───── Records to process ─────

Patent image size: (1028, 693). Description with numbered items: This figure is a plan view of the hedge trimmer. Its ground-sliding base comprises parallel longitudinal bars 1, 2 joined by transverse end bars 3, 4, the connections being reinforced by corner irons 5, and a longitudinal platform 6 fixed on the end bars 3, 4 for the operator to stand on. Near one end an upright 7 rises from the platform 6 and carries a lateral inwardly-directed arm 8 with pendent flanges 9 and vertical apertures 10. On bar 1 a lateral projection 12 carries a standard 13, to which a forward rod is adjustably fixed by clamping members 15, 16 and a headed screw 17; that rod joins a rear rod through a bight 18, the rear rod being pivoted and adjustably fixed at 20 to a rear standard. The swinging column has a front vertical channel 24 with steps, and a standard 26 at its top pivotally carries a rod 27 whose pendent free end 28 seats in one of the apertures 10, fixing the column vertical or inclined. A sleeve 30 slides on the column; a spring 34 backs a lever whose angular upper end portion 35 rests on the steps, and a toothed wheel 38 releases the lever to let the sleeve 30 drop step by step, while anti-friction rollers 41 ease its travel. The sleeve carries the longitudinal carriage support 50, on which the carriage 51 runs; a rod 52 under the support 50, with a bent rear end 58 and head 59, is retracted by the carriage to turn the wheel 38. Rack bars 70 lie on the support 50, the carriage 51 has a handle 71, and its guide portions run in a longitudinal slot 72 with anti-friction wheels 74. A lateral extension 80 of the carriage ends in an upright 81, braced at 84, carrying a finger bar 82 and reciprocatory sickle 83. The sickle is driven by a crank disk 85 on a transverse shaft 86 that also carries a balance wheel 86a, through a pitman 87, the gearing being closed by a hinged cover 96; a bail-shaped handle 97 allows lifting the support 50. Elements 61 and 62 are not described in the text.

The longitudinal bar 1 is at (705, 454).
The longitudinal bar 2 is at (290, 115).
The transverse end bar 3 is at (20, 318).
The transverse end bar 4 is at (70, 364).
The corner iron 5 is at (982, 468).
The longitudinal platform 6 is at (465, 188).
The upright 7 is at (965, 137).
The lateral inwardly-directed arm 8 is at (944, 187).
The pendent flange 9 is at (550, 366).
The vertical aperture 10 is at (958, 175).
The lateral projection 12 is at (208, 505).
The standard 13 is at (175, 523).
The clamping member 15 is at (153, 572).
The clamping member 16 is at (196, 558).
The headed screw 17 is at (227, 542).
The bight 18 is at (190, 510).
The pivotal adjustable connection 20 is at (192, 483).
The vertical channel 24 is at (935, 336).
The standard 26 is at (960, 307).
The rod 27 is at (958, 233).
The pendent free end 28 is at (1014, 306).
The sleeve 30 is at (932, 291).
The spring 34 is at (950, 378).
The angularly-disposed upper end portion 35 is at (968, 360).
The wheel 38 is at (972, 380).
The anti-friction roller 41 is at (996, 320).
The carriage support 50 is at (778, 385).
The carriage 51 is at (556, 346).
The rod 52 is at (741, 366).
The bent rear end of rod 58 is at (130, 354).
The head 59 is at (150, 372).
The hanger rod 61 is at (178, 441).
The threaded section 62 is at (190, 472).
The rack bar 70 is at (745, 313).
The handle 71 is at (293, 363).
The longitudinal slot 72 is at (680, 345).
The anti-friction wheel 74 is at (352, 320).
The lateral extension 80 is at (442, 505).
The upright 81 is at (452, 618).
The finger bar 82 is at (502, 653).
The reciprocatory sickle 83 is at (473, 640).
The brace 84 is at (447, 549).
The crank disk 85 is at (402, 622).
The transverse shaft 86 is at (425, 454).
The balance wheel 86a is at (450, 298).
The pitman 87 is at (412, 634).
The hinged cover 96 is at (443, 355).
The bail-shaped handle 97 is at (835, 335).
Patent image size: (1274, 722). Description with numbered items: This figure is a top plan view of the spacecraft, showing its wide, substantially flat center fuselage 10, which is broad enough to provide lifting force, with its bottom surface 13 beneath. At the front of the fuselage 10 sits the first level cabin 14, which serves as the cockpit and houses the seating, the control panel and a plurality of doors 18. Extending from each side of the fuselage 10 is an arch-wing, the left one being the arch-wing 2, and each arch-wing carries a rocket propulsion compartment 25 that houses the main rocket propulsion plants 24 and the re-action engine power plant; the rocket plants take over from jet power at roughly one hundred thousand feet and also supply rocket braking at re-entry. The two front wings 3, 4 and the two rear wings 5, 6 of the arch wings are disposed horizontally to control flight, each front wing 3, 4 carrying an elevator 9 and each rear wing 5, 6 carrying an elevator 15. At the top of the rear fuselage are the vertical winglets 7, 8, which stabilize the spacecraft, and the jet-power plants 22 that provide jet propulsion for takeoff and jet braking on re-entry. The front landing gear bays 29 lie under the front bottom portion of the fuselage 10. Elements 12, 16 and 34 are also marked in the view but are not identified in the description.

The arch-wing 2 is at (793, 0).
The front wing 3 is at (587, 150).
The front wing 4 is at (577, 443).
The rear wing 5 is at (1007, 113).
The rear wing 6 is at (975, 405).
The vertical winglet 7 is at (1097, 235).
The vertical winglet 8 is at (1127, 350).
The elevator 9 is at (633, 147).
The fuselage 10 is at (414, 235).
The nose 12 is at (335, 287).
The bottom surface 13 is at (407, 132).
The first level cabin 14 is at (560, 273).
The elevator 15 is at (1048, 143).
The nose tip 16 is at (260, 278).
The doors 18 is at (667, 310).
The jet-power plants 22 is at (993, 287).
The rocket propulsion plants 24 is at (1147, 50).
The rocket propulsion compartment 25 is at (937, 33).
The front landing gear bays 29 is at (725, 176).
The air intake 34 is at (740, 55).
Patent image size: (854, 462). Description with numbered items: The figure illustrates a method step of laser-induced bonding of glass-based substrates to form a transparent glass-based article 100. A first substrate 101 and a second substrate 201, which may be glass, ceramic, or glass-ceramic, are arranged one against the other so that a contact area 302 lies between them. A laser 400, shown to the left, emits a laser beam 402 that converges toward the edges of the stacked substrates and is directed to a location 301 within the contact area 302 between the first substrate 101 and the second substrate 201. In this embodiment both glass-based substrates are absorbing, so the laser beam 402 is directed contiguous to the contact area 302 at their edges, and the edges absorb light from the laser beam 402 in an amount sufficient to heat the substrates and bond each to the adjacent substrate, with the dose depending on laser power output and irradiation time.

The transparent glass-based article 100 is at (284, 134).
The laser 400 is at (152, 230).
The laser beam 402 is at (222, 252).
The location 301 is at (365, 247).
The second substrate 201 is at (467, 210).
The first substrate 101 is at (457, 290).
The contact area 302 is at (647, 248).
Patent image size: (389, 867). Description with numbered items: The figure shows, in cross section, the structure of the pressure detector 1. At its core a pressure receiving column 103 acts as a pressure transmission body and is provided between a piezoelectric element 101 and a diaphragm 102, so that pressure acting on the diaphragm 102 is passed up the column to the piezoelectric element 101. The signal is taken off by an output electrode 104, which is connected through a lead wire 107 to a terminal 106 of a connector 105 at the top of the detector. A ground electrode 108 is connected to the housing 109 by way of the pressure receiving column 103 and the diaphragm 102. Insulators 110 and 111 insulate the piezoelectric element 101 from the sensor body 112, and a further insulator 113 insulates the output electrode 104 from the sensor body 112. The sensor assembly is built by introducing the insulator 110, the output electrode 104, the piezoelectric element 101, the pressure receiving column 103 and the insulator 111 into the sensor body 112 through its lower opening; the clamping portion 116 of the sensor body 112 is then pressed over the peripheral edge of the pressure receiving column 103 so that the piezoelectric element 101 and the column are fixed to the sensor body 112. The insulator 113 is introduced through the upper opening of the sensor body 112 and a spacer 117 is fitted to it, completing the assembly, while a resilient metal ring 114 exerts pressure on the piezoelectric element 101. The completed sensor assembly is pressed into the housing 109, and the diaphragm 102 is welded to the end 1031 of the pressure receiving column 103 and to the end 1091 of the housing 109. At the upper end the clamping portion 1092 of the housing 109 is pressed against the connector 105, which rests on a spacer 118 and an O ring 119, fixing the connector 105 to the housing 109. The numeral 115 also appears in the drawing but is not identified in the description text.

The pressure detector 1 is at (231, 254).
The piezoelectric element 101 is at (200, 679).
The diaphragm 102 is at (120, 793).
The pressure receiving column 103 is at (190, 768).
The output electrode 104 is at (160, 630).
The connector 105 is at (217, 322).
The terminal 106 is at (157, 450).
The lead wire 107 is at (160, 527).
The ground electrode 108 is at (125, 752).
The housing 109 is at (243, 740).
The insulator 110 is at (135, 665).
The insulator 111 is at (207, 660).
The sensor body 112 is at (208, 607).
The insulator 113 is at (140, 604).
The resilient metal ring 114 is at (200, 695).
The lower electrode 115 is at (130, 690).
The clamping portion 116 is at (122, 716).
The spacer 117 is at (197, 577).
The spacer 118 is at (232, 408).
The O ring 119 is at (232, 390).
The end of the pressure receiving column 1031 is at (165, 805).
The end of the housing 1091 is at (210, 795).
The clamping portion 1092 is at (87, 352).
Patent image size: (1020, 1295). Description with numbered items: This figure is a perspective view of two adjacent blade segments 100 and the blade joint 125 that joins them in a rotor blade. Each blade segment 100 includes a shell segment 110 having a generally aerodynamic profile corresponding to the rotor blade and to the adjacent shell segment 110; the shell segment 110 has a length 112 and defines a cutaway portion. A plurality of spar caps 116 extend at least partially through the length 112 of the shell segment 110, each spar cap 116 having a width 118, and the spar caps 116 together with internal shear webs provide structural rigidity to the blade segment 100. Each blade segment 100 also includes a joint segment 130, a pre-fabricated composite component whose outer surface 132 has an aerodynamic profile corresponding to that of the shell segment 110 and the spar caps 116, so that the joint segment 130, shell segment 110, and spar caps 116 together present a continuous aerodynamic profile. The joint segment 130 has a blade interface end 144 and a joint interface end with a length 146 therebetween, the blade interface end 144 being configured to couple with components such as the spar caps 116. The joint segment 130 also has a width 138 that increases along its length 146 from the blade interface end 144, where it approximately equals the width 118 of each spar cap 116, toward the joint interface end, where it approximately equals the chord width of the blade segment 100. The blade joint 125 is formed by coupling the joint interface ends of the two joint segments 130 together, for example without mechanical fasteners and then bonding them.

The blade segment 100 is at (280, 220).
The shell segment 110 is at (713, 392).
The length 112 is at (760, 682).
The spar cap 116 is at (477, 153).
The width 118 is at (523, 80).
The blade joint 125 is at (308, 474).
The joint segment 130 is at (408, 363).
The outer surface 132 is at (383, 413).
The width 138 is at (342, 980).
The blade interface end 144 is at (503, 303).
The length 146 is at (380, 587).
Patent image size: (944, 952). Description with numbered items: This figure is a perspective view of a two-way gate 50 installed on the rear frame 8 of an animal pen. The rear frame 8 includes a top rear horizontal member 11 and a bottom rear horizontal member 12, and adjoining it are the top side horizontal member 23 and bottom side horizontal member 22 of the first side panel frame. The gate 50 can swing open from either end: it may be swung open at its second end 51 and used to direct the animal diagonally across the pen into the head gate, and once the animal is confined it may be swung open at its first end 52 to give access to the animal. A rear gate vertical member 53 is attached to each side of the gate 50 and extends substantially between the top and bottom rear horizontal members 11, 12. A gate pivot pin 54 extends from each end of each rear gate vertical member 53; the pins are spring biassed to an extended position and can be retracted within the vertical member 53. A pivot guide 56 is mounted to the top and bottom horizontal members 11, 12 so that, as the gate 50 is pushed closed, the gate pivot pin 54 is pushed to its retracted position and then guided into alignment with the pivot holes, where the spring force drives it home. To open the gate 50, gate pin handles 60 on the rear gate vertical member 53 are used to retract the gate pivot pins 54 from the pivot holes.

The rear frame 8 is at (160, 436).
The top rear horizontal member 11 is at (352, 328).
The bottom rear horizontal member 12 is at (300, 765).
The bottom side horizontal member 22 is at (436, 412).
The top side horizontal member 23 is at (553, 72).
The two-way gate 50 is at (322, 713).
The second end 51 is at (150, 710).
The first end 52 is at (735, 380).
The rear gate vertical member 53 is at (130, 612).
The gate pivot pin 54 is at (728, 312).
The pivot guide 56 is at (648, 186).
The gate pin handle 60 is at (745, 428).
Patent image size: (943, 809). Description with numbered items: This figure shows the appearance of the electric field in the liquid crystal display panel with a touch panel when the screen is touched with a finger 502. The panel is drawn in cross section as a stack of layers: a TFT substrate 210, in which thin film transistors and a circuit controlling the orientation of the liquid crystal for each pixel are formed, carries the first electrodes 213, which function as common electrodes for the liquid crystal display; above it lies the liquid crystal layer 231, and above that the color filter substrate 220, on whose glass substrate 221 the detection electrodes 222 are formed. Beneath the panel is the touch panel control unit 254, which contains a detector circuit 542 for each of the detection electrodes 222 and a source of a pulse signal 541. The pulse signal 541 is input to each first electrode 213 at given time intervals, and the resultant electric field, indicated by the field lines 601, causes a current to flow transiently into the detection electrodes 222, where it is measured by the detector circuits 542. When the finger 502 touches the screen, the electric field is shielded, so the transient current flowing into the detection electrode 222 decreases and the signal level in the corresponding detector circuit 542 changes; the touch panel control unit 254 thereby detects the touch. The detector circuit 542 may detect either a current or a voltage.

─────

_Your instructions_
Retype the records from the line containing "Patent image size: (1020, 1295)." to the line containing "The length 146 is at (380, 587).", both included, with no changes.

_Answer for the task_
Patent image size: (1020, 1295). Description with numbered items: This figure is a perspective view of two adjacent blade segments 100 and the blade joint 125 that joins them in a rotor blade. Each blade segment 100 includes a shell segment 110 having a generally aerodynamic profile corresponding to the rotor blade and to the adjacent shell segment 110; the shell segment 110 has a length 112 and defines a cutaway portion. A plurality of spar caps 116 extend at least partially through the length 112 of the shell segment 110, each spar cap 116 having a width 118, and the spar caps 116 together with internal shear webs provide structural rigidity to the blade segment 100. Each blade segment 100 also includes a joint segment 130, a pre-fabricated composite component whose outer surface 132 has an aerodynamic profile corresponding to that of the shell segment 110 and the spar caps 116, so that the joint segment 130, shell segment 110, and spar caps 116 together present a continuous aerodynamic profile. The joint segment 130 has a blade interface end 144 and a joint interface end with a length 146 therebetween, the blade interface end 144 being configured to couple with components such as the spar caps 116. The joint segment 130 also has a width 138 that increases along its length 146 from the blade interface end 144, where it approximately equals the width 118 of each spar cap 116, toward the joint interface end, where it approximately equals the chord width of the blade segment 100. The blade joint 125 is formed by coupling the joint interface ends of the two joint segments 130 together, for example without mechanical fasteners and then bonding them.

The blade segment 100 is at (280, 220).
The shell segment 110 is at (713, 392).
The length 112 is at (760, 682).
The spar cap 116 is at (477, 153).
The width 118 is at (523, 80).
The blade joint 125 is at (308, 474).
The joint segment 130 is at (408, 363).
The outer surface 132 is at (383, 413).
The width 138 is at (342, 980).
The blade interface end 144 is at (503, 303).
The length 146 is at (380, 587).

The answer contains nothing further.